DIRECTIONS FOR THIS TASK:
Select all lines in the records that include "needed".
____ ENTRIES SUPPLIED
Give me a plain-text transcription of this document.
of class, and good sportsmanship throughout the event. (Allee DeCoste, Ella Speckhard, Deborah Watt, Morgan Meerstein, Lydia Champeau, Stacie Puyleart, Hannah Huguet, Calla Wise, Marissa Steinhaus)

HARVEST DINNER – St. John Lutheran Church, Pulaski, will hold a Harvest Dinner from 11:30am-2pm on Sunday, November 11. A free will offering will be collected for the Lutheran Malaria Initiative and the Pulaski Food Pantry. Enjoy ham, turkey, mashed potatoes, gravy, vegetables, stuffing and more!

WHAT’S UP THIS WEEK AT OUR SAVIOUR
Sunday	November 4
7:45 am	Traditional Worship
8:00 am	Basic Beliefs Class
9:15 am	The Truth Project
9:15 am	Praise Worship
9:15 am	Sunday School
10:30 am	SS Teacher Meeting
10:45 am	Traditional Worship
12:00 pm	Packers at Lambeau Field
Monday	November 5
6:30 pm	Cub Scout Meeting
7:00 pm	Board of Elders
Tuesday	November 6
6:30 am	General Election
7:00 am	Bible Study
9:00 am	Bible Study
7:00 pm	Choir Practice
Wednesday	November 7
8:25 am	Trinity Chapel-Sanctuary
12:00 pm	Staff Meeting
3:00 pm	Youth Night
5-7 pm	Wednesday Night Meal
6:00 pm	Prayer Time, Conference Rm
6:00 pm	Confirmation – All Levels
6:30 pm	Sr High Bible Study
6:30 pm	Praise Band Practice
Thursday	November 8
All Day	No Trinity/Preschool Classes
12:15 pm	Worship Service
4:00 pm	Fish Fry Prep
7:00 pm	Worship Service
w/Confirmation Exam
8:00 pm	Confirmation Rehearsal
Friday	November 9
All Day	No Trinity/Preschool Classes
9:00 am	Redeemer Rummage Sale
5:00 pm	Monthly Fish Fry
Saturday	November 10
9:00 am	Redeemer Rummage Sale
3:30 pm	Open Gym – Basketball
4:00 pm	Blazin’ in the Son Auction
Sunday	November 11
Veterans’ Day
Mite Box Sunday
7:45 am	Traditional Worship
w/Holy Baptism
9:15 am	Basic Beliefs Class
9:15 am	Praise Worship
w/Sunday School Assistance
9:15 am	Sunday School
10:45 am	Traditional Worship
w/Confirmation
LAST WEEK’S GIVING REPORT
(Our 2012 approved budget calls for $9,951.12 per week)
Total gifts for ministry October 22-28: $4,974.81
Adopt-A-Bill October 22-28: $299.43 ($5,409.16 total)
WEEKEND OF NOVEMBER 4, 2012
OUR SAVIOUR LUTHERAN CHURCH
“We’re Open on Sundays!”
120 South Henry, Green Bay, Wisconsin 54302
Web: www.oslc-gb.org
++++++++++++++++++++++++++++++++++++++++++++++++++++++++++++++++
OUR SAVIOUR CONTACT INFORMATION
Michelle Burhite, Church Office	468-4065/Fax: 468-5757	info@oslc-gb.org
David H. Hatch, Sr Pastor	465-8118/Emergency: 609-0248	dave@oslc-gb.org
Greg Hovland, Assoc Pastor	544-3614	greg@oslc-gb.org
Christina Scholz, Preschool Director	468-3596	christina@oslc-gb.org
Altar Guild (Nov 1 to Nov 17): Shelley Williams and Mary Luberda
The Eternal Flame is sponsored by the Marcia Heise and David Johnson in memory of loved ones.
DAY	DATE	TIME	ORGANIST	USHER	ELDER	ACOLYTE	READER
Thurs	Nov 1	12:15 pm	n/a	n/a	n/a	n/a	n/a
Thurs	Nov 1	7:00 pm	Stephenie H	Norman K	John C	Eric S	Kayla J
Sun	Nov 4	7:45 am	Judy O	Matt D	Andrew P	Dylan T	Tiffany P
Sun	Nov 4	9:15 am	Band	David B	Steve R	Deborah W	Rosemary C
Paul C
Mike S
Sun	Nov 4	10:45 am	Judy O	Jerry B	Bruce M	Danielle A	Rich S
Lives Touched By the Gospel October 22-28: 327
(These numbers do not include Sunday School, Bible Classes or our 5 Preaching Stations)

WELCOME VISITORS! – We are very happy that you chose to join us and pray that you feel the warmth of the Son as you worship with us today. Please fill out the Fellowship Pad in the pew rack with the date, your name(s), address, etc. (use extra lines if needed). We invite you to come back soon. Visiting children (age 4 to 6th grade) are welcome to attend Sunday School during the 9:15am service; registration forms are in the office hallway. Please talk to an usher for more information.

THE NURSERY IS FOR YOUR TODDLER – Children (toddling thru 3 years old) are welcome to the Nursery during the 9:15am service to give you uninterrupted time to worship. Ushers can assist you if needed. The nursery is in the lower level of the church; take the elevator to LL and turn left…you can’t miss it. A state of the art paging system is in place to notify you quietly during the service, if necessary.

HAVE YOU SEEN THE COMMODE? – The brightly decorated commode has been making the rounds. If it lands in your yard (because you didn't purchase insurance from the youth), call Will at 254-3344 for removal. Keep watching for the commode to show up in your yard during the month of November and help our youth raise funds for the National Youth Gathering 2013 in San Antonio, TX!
________
____ ENTRIES SUPPLIED
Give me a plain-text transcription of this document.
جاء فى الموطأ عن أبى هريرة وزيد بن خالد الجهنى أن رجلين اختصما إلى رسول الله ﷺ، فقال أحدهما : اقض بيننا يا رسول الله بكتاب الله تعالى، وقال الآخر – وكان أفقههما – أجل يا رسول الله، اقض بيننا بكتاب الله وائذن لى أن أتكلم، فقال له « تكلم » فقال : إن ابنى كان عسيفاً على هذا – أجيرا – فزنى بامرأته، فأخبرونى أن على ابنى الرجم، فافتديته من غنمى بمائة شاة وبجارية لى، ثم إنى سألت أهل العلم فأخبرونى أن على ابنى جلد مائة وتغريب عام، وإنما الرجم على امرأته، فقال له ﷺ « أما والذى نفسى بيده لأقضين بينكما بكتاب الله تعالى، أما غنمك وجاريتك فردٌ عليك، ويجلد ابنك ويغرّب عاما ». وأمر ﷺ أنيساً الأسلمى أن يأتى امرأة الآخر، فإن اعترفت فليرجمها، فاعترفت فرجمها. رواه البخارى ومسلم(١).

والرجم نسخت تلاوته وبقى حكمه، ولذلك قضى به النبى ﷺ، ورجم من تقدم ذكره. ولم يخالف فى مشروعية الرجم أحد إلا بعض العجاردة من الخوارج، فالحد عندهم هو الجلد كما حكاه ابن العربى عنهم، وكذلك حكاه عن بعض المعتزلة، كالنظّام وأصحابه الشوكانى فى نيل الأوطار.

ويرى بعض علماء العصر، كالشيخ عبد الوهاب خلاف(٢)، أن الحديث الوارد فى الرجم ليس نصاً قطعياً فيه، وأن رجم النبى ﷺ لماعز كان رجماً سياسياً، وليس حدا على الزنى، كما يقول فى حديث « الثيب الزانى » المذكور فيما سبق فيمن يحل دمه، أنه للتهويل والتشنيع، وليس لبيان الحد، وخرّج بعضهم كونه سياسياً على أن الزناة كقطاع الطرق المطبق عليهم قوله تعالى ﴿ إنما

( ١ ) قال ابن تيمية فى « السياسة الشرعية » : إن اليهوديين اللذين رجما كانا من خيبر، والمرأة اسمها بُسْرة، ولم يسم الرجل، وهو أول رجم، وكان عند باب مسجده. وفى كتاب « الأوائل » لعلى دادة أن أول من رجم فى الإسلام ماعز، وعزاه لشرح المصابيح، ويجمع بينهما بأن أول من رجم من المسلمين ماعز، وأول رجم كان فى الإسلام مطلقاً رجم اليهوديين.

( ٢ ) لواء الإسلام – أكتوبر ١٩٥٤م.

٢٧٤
________
FULL OUTPUT:
WELCOME VISITORS! – We are very happy that you chose to join us and pray that you feel the warmth of the Son as you worship with us today. Please fill out the Fellowship Pad in the pew rack with the date, your name(s), address, etc. (use extra lines if needed). We invite you to come back soon. Visiting children (age 4 to 6th grade) are welcome to attend Sunday School during the 9:15am service; registration forms are in the office hallway. Please talk to an usher for more information.
THE NURSERY IS FOR YOUR TODDLER – Children (toddling thru 3 years old) are welcome to the Nursery during the 9:15am service to give you uninterrupted time to worship. Ushers can assist you if needed. The nursery is in the lower level of the church; take the elevator to LL and turn left…you can’t miss it. A state of the art paging system is in place to notify you quietly during the service, if necessary.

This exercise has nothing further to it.